Short exercise: Your task is to output the data exactly as it stands.

Excerpted records:
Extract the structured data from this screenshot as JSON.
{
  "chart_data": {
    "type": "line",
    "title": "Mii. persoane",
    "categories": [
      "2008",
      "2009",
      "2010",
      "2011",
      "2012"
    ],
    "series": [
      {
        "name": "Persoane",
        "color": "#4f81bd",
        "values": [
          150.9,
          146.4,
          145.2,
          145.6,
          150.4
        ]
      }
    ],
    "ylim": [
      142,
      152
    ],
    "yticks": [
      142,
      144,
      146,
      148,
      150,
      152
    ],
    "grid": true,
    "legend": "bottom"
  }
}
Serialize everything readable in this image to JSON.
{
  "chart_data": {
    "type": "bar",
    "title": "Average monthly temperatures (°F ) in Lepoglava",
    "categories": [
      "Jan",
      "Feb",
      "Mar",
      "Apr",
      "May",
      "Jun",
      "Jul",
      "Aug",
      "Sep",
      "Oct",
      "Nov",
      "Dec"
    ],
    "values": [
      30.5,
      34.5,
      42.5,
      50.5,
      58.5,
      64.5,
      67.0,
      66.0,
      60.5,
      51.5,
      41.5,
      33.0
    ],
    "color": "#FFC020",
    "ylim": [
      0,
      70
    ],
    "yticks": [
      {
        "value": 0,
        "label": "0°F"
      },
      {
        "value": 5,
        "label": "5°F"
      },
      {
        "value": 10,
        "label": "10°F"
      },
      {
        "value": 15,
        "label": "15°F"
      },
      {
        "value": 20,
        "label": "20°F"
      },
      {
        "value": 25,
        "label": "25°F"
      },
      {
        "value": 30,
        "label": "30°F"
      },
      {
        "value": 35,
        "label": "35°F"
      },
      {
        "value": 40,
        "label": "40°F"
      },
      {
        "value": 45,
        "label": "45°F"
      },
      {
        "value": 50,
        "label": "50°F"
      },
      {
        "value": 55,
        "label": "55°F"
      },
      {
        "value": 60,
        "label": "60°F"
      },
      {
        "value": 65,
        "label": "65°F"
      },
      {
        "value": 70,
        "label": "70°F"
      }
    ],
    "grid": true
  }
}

Exercise result:
Extract the structured data from this screenshot as JSON.
{
  "chart_data": {
    "type": "line",
    "title": "Mii. persoane",
    "categories": [
      "2008",
      "2009",
      "2010",
      "2011",
      "2012"
    ],
    "series": [
      {
        "name": "Persoane",
        "color": "#4f81bd",
        "values": [
          150.9,
          146.4,
          145.2,
          145.6,
          150.4
        ]
      }
    ],
    "ylim": [
      142,
      152
    ],
    "yticks": [
      142,
      144,
      146,
      148,
      150,
      152
    ],
    "grid": true,
    "legend": "bottom"
  }
}
Serialize everything readable in this image to JSON.
{
  "chart_data": {
    "type": "bar",
    "title": "Average monthly temperatures (°F ) in Lepoglava",
    "categories": [
      "Jan",
      "Feb",
      "Mar",
      "Apr",
      "May",
      "Jun",
      "Jul",
      "Aug",
      "Sep",
      "Oct",
      "Nov",
      "Dec"
    ],
    "values": [
      30.5,
      34.5,
      42.5,
      50.5,
      58.5,
      64.5,
      67.0,
      66.0,
      60.5,
      51.5,
      41.5,
      33.0
    ],
    "color": "#FFC020",
    "ylim": [
      0,
      70
    ],
    "yticks": [
      {
        "value": 0,
        "label": "0°F"
      },
      {
        "value": 5,
        "label": "5°F"
      },
      {
        "value": 10,
        "label": "10°F"
      },
      {
        "value": 15,
        "label": "15°F"
      },
      {
        "value": 20,
        "label": "20°F"
      },
      {
        "value": 25,
        "label": "25°F"
      },
      {
        "value": 30,
        "label": "30°F"
      },
      {
        "value": 35,
        "label": "35°F"
      },
      {
        "value": 40,
        "label": "40°F"
      },
      {
        "value": 45,
        "label": "45°F"
      },
      {
        "value": 50,
        "label": "50°F"
      },
      {
        "value": 55,
        "label": "55°F"
      },
      {
        "value": 60,
        "label": "60°F"
      },
      {
        "value": 65,
        "label": "65°F"
      },
      {
        "value": 70,
        "label": "70°F"
      }
    ],
    "grid": true
  }
}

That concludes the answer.